##### Provided entries #####

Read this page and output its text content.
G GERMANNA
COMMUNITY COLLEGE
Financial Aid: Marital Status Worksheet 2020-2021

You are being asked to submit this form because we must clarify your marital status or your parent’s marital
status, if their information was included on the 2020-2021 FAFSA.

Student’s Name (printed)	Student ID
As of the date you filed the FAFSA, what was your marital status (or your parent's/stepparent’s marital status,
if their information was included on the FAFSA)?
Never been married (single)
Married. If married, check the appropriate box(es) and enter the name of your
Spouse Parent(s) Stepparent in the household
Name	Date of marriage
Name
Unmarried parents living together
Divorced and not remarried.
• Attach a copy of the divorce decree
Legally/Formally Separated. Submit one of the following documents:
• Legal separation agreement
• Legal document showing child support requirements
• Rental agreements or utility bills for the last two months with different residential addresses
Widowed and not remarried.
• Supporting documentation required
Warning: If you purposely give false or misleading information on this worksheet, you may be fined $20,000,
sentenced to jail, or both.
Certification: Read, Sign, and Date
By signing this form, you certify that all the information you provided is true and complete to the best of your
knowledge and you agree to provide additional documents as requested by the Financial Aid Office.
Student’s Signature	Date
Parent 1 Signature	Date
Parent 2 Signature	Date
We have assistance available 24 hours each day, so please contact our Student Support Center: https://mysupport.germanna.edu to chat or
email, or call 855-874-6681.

#####

Written task: Identify each line containing the string "Signature" and copy it out.

Response to this exercise:
Student’s Signature	Date
Parent 1 Signature	Date
Parent 2 Signature	Date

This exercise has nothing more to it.